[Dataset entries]
.....

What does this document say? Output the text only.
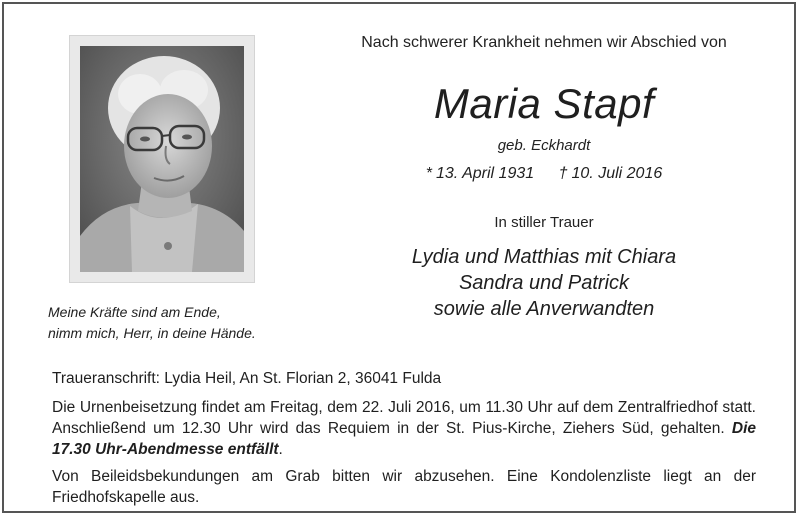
Meine Kräfte sind am Ende,
nimm mich, Herr, in deine Hände.
Nach schwerer Krankheit nehmen wir Abschied von
Maria Stapf
geb. Eckhardt
* 13. April 1931 † 10. Juli 2016
In stiller Trauer
Lydia und Matthias mit Chiara
Sandra und Patrick
sowie alle Anverwandten

Traueranschrift: Lydia Heil, An St. Florian 2, 36041 Fulda

Die Urnenbeisetzung findet am Freitag, dem 22. Juli 2016, um 11.30 Uhr auf dem Zentralfriedhof statt. Anschließend um 12.30 Uhr wird das Requiem in der St. Pius-Kirche, Ziehers Süd, gehalten. Die 17.30 Uhr-Abendmesse entfällt.

Von Beileidsbekundungen am Grab bitten wir abzusehen. Eine Kondolenzliste liegt an der Friedhofskapelle aus.
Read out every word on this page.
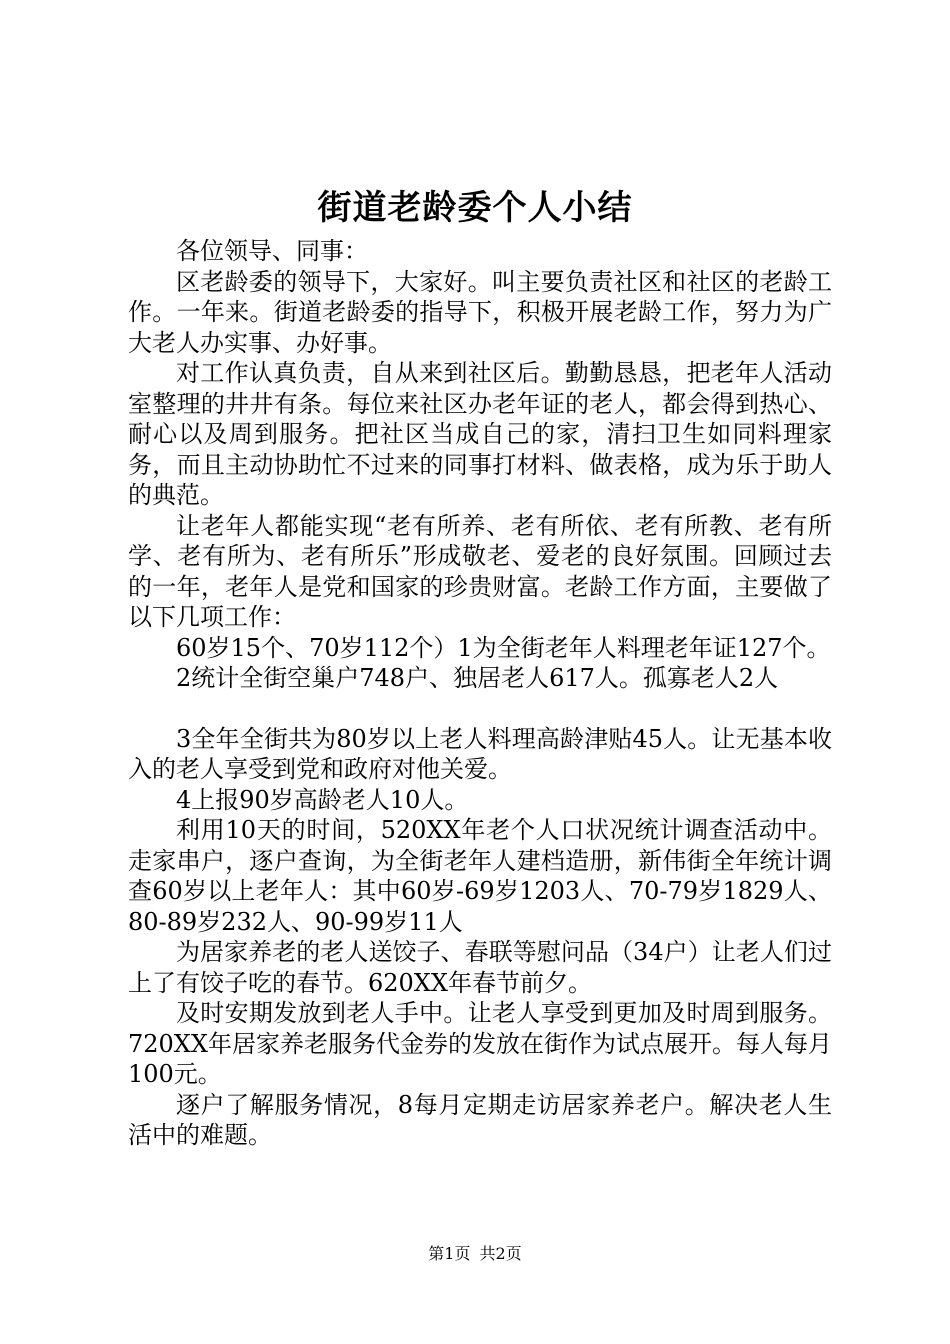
街道老龄委个人小结

各位领导、同事：

区老龄委的领导下，大家好。叫主要负责社区和社区的老龄工作。一年来。街道老龄委的指导下，积极开展老龄工作，努力为广大老人办实事、办好事。

对工作认真负责，自从来到社区后。勤勤恳恳，把老年人活动室整理的井井有条。每位来社区办老年证的老人，都会得到热心、耐心以及周到服务。把社区当成自己的家，清扫卫生如同料理家务，而且主动协助忙不过来的同事打材料、做表格，成为乐于助人的典范。

让老年人都能实现“老有所养、老有所依、老有所教、老有所学、老有所为、老有所乐”形成敬老、爱老的良好氛围。回顾过去的一年，老年人是党和国家的珍贵财富。老龄工作方面，主要做了以下几项工作：

60岁15个、70岁112个）1为全街老年人料理老年证127个。

2统计全街空巢户748户、独居老人617人。孤寡老人2人

3全年全街共为80岁以上老人料理高龄津贴45人。让无基本收入的老人享受到党和政府对他关爱。

4上报90岁高龄老人10人。

利用10天的时间，520XX年老个人口状况统计调查活动中。走家串户，逐户查询，为全街老年人建档造册，新伟街全年统计调查60岁以上老年人：其中60岁-69岁1203人、70-79岁1829人、80-89岁232人、90-99岁11人

为居家养老的老人送饺子、春联等慰问品（34户）让老人们过上了有饺子吃的春节。620XX年春节前夕。

及时安期发放到老人手中。让老人享受到更加及时周到服务。720XX年居家养老服务代金券的发放在街作为试点展开。每人每月100元。

逐户了解服务情况，8每月定期走访居家养老户。解决老人生活中的难题。

第1页 共2页
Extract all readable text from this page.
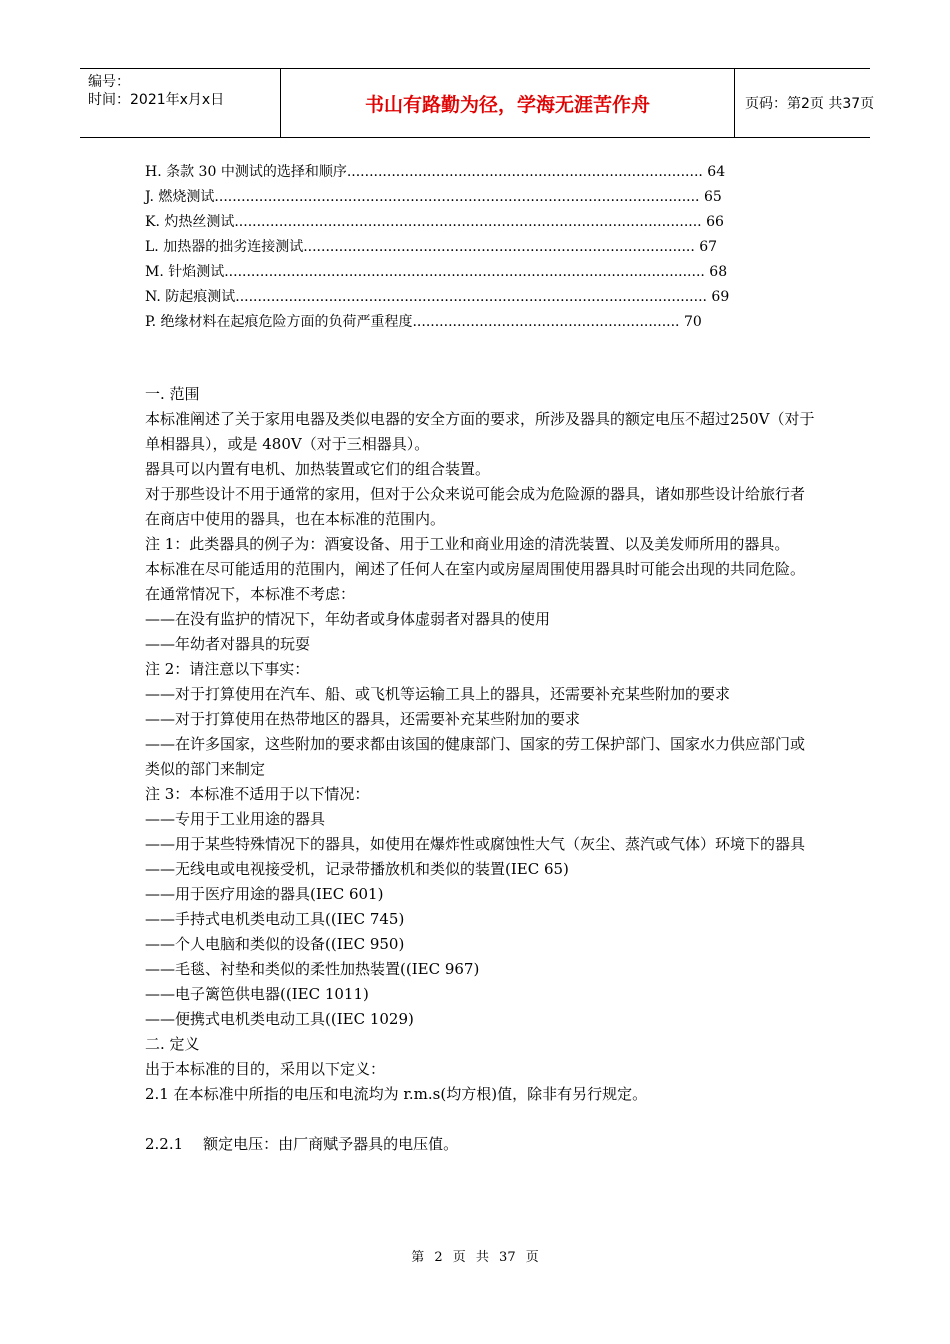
编号：
时间：2021年x月x日	书山有路勤为径，学海无涯苦作舟	页码：第2页 共37页
H. 条款 30 中测试的选择和顺序................................................................................ 64
J. 燃烧测试............................................................................................................. 65
K. 灼热丝测试......................................................................................................... 66
L. 加热器的拙劣连接测试........................................................................................ 67
M. 针焰测试............................................................................................................ 68
N. 防起痕测试.......................................................................................................... 69
P. 绝缘材料在起痕危险方面的负荷严重程度............................................................ 70

一. 范围

本标准阐述了关于家用电器及类似电器的安全方面的要求，所涉及器具的额定电压不超过250V（对于单相器具），或是 480V（对于三相器具）。

器具可以内置有电机、加热装置或它们的组合装置。

对于那些设计不用于通常的家用，但对于公众来说可能会成为危险源的器具，诸如那些设计给旅行者在商店中使用的器具，也在本标准的范围内。

注 1：此类器具的例子为：酒宴设备、用于工业和商业用途的清洗装置、以及美发师所用的器具。

本标准在尽可能适用的范围内，阐述了任何人在室内或房屋周围使用器具时可能会出现的共同危险。

在通常情况下，本标准不考虑：

——在没有监护的情况下，年幼者或身体虚弱者对器具的使用

——年幼者对器具的玩耍

注 2：请注意以下事实：

——对于打算使用在汽车、船、或飞机等运输工具上的器具，还需要补充某些附加的要求

——对于打算使用在热带地区的器具，还需要补充某些附加的要求

——在许多国家，这些附加的要求都由该国的健康部门、国家的劳工保护部门、国家水力供应部门或类似的部门来制定

注 3：本标准不适用于以下情况：

——专用于工业用途的器具

——用于某些特殊情况下的器具，如使用在爆炸性或腐蚀性大气（灰尘、蒸汽或气体）环境下的器具

——无线电或电视接受机，记录带播放机和类似的装置(IEC 65)

——用于医疗用途的器具(IEC 601)

——手持式电机类电动工具((IEC 745)

——个人电脑和类似的设备((IEC 950)

——毛毯、衬垫和类似的柔性加热装置((IEC 967)

——电子篱笆供电器((IEC 1011)

——便携式电机类电动工具((IEC 1029)

二. 定义

出于本标准的目的，采用以下定义：

2.1 在本标准中所指的电压和电流均为 r.m.s(均方根)值，除非有另行规定。

2.2.1 额定电压：由厂商赋予器具的电压值。

第 2 页 共 37 页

.....

▶ **Problem requirements**: Search the records for the string "text" and return every line in which it occurs.

▶ **Answer to this problem**:
What does this document say? Output the text only.
Extract all readable text from this page.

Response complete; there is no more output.